▸ WHAT YOU ARE ASKED TO DO
Copy all of the records below verbatim.

------------------------------

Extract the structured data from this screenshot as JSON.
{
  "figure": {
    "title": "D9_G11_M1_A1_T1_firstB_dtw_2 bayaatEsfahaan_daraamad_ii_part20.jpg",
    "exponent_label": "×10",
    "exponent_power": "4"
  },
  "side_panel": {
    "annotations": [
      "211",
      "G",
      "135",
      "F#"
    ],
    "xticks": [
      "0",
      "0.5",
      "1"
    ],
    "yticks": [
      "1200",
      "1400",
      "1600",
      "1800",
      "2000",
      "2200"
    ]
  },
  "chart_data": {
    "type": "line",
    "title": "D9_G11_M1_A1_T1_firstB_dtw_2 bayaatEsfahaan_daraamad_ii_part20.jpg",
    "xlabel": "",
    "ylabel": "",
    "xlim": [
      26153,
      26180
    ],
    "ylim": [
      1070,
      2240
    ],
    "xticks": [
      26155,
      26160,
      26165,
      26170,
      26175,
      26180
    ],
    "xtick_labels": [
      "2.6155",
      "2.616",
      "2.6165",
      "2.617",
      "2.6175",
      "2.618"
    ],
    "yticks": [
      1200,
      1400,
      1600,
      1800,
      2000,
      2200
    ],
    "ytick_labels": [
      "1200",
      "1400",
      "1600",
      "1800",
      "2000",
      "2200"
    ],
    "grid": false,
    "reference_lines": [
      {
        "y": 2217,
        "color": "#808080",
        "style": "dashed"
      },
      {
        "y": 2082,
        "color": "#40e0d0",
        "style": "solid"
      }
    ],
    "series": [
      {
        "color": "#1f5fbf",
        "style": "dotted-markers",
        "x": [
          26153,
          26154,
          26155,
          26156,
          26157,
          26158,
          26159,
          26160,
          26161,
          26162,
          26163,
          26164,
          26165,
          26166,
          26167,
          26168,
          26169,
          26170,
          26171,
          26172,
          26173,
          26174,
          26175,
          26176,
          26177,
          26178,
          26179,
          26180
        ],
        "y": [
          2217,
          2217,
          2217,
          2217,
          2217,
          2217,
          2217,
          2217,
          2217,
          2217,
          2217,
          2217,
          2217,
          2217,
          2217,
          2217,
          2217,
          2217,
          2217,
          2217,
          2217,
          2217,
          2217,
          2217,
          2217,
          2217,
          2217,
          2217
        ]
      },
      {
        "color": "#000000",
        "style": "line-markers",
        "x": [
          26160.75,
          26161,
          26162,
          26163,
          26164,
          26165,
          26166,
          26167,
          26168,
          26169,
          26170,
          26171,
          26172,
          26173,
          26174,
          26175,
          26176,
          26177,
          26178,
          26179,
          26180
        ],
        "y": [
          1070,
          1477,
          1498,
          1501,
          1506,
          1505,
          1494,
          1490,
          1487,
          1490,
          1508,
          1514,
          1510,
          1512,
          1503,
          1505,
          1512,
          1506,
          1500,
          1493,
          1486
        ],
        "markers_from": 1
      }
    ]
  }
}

------------------------------

▸ OUTPUT FOR THIS TASK
Extract the structured data from this screenshot as JSON.
{
  "figure": {
    "title": "D9_G11_M1_A1_T1_firstB_dtw_2 bayaatEsfahaan_daraamad_ii_part20.jpg",
    "exponent_label": "×10",
    "exponent_power": "4"
  },
  "side_panel": {
    "annotations": [
      "211",
      "G",
      "135",
      "F#"
    ],
    "xticks": [
      "0",
      "0.5",
      "1"
    ],
    "yticks": [
      "1200",
      "1400",
      "1600",
      "1800",
      "2000",
      "2200"
    ]
  },
  "chart_data": {
    "type": "line",
    "title": "D9_G11_M1_A1_T1_firstB_dtw_2 bayaatEsfahaan_daraamad_ii_part20.jpg",
    "xlabel": "",
    "ylabel": "",
    "xlim": [
      26153,
      26180
    ],
    "ylim": [
      1070,
      2240
    ],
    "xticks": [
      26155,
      26160,
      26165,
      26170,
      26175,
      26180
    ],
    "xtick_labels": [
      "2.6155",
      "2.616",
      "2.6165",
      "2.617",
      "2.6175",
      "2.618"
    ],
    "yticks": [
      1200,
      1400,
      1600,
      1800,
      2000,
      2200
    ],
    "ytick_labels": [
      "1200",
      "1400",
      "1600",
      "1800",
      "2000",
      "2200"
    ],
    "grid": false,
    "reference_lines": [
      {
        "y": 2217,
        "color": "#808080",
        "style": "dashed"
      },
      {
        "y": 2082,
        "color": "#40e0d0",
        "style": "solid"
      }
    ],
    "series": [
      {
        "color": "#1f5fbf",
        "style": "dotted-markers",
        "x": [
          26153,
          26154,
          26155,
          26156,
          26157,
          26158,
          26159,
          26160,
          26161,
          26162,
          26163,
          26164,
          26165,
          26166,
          26167,
          26168,
          26169,
          26170,
          26171,
          26172,
          26173,
          26174,
          26175,
          26176,
          26177,
          26178,
          26179,
          26180
        ],
        "y": [
          2217,
          2217,
          2217,
          2217,
          2217,
          2217,
          2217,
          2217,
          2217,
          2217,
          2217,
          2217,
          2217,
          2217,
          2217,
          2217,
          2217,
          2217,
          2217,
          2217,
          2217,
          2217,
          2217,
          2217,
          2217,
          2217,
          2217,
          2217
        ]
      },
      {
        "color": "#000000",
        "style": "line-markers",
        "x": [
          26160.75,
          26161,
          26162,
          26163,
          26164,
          26165,
          26166,
          26167,
          26168,
          26169,
          26170,
          26171,
          26172,
          26173,
          26174,
          26175,
          26176,
          26177,
          26178,
          26179,
          26180
        ],
        "y": [
          1070,
          1477,
          1498,
          1501,
          1506,
          1505,
          1494,
          1490,
          1487,
          1490,
          1508,
          1514,
          1510,
          1512,
          1503,
          1505,
          1512,
          1506,
          1500,
          1493,
          1486
        ],
        "markers_from": 1
      }
    ]
  }
}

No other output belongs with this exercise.